## start
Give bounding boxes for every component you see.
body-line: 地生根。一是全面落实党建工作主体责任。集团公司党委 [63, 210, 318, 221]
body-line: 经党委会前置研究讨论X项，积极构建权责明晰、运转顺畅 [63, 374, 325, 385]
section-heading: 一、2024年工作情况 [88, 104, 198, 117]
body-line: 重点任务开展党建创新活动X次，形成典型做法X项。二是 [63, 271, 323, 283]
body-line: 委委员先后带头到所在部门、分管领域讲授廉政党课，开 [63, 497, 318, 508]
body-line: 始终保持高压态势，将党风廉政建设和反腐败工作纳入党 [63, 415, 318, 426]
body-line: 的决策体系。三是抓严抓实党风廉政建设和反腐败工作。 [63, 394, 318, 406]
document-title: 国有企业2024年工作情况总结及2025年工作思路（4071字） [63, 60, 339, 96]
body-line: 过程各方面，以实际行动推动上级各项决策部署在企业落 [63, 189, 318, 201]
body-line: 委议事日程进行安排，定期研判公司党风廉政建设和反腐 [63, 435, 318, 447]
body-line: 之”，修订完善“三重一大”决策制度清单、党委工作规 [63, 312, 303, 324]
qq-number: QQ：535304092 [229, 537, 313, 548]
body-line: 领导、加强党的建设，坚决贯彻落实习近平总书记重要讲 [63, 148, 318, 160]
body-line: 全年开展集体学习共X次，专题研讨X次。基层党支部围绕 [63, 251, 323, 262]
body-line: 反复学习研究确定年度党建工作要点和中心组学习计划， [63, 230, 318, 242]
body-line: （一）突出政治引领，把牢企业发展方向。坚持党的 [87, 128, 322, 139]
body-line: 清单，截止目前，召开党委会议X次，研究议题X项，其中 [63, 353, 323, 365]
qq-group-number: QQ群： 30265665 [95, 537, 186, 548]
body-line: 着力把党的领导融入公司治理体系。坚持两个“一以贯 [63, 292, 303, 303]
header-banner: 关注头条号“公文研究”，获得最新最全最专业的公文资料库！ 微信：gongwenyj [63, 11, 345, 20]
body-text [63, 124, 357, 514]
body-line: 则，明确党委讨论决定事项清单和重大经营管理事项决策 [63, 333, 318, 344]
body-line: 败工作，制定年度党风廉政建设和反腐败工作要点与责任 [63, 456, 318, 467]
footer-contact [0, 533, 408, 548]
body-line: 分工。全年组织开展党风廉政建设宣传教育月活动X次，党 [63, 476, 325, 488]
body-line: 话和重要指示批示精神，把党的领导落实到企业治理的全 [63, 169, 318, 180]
## end
* **GIVEN EXERCISE**:
Rewrite every line of the data above as a Markdown table with two columns, Row and Line, numbering each row and skipping any blank lines.

* **RESPONSE TO THE EXERCISE**:
| Row | Line |
|---|---|
| 1 | Give bounding boxes for every component you see. |
| 2 | body-line: 地生根。一是全面落实党建工作主体责任。集团公司党委 [63, 210, 318, 221] |
| 3 | body-line: 经党委会前置研究讨论X项，积极构建权责明晰、运转顺畅 [63, 374, 325, 385] |
| 4 | section-heading: 一、2024年工作情况 [88, 104, 198, 117] |
| 5 | body-line: 重点任务开展党建创新活动X次，形成典型做法X项。二是 [63, 271, 323, 283] |
| 6 | body-line: 委委员先后带头到所在部门、分管领域讲授廉政党课，开 [63, 497, 318, 508] |
| 7 | body-line: 始终保持高压态势，将党风廉政建设和反腐败工作纳入党 [63, 415, 318, 426] |
| 8 | body-line: 的决策体系。三是抓严抓实党风廉政建设和反腐败工作。 [63, 394, 318, 406] |
| 9 | document-title: 国有企业2024年工作情况总结及2025年工作思路（4071字） [63, 60, 339, 96] |
| 10 | body-line: 过程各方面，以实际行动推动上级各项决策部署在企业落 [63, 189, 318, 201] |
| 11 | body-line: 委议事日程进行安排，定期研判公司党风廉政建设和反腐 [63, 435, 318, 447] |
| 12 | body-line: 之”，修订完善“三重一大”决策制度清单、党委工作规 [63, 312, 303, 324] |
| 13 | qq-number: QQ：535304092 [229, 537, 313, 548] |
| 14 | body-line: 领导、加强党的建设，坚决贯彻落实习近平总书记重要讲 [63, 148, 318, 160] |
| 15 | body-line: 全年开展集体学习共X次，专题研讨X次。基层党支部围绕 [63, 251, 323, 262] |
| 16 | body-line: 反复学习研究确定年度党建工作要点和中心组学习计划， [63, 230, 318, 242] |
| 17 | body-line: （一）突出政治引领，把牢企业发展方向。坚持党的 [87, 128, 322, 139] |
| 18 | body-line: 清单，截止目前，召开党委会议X次，研究议题X项，其中 [63, 353, 323, 365] |
| 19 | qq-group-number: QQ群： 30265665 [95, 537, 186, 548] |
| 20 | body-line: 着力把党的领导融入公司治理体系。坚持两个“一以贯 [63, 292, 303, 303] |
| 21 | header-banner: 关注头条号“公文研究”，获得最新最全最专业的公文资料库！ 微信：gongwenyj [63, 11, 345, 20] |
| 22 | body-text [63, 124, 357, 514] |
| 23 | body-line: 则，明确党委讨论决定事项清单和重大经营管理事项决策 [63, 333, 318, 344] |
| 24 | body-line: 败工作，制定年度党风廉政建设和反腐败工作要点与责任 [63, 456, 318, 467] |
| 25 | footer-contact [0, 533, 408, 548] |
| 26 | body-line: 分工。全年组织开展党风廉政建设宣传教育月活动X次，党 [63, 476, 325, 488] |
| 27 | body-line: 话和重要指示批示精神，把党的领导落实到企业治理的全 [63, 169, 318, 180] |